_DIRECTIVE_
Skip every line before the one containing "What data populates", then copy that line and the rest of the entries below exactly, through the last line.

=== EXERCISE INPUT ===

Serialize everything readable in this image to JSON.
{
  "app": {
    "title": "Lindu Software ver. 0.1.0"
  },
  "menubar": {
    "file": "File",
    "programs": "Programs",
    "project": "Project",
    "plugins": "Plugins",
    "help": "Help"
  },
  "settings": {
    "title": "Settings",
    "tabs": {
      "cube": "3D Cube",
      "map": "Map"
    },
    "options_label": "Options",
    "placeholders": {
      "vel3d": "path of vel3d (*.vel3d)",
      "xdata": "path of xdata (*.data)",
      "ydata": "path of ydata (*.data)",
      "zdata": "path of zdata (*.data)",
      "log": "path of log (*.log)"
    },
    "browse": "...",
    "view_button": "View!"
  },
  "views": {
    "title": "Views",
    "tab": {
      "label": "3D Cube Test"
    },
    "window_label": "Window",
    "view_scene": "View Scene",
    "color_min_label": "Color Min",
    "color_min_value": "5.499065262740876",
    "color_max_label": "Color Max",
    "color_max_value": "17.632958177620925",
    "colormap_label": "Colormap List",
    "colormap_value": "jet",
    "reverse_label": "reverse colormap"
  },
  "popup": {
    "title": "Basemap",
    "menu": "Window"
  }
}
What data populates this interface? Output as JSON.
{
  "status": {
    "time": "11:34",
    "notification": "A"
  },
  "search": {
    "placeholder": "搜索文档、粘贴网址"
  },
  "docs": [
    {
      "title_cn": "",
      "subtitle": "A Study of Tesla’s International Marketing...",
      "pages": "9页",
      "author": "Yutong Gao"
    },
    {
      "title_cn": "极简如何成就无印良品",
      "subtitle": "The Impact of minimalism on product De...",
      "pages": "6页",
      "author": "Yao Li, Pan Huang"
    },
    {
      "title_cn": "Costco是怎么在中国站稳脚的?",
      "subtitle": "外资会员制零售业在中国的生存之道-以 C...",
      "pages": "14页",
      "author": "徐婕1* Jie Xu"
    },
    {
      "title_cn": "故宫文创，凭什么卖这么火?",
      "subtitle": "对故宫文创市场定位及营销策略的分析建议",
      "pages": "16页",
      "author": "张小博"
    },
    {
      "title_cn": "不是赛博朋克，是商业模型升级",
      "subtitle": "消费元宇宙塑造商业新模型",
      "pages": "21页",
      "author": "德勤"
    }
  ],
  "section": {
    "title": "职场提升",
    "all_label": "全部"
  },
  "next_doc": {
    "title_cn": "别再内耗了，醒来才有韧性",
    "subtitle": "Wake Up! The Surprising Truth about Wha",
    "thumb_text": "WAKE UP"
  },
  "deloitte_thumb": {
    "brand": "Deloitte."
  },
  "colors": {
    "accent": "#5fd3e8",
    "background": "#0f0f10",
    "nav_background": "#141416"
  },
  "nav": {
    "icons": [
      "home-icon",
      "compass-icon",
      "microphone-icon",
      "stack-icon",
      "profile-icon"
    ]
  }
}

===

_SOLUTION TO THIS TASK_
What data populates this interface? Output as JSON.
{
  "status": {
    "time": "11:34",
    "notification": "A"
  },
  "search": {
    "placeholder": "搜索文档、粘贴网址"
  },
  "docs": [
    {
      "title_cn": "",
      "subtitle": "A Study of Tesla’s International Marketing...",
      "pages": "9页",
      "author": "Yutong Gao"
    },
    {
      "title_cn": "极简如何成就无印良品",
      "subtitle": "The Impact of minimalism on product De...",
      "pages": "6页",
      "author": "Yao Li, Pan Huang"
    },
    {
      "title_cn": "Costco是怎么在中国站稳脚的?",
      "subtitle": "外资会员制零售业在中国的生存之道-以 C...",
      "pages": "14页",
      "author": "徐婕1* Jie Xu"
    },
    {
      "title_cn": "故宫文创，凭什么卖这么火?",
      "subtitle": "对故宫文创市场定位及营销策略的分析建议",
      "pages": "16页",
      "author": "张小博"
    },
    {
      "title_cn": "不是赛博朋克，是商业模型升级",
      "subtitle": "消费元宇宙塑造商业新模型",
      "pages": "21页",
      "author": "德勤"
    }
  ],
  "section": {
    "title": "职场提升",
    "all_label": "全部"
  },
  "next_doc": {
    "title_cn": "别再内耗了，醒来才有韧性",
    "subtitle": "Wake Up! The Surprising Truth about Wha",
    "thumb_text": "WAKE UP"
  },
  "deloitte_thumb": {
    "brand": "Deloitte."
  },
  "colors": {
    "accent": "#5fd3e8",
    "background": "#0f0f10",
    "nav_background": "#141416"
  },
  "nav": {
    "icons": [
      "home-icon",
      "compass-icon",
      "microphone-icon",
      "stack-icon",
      "profile-icon"
    ]
  }
}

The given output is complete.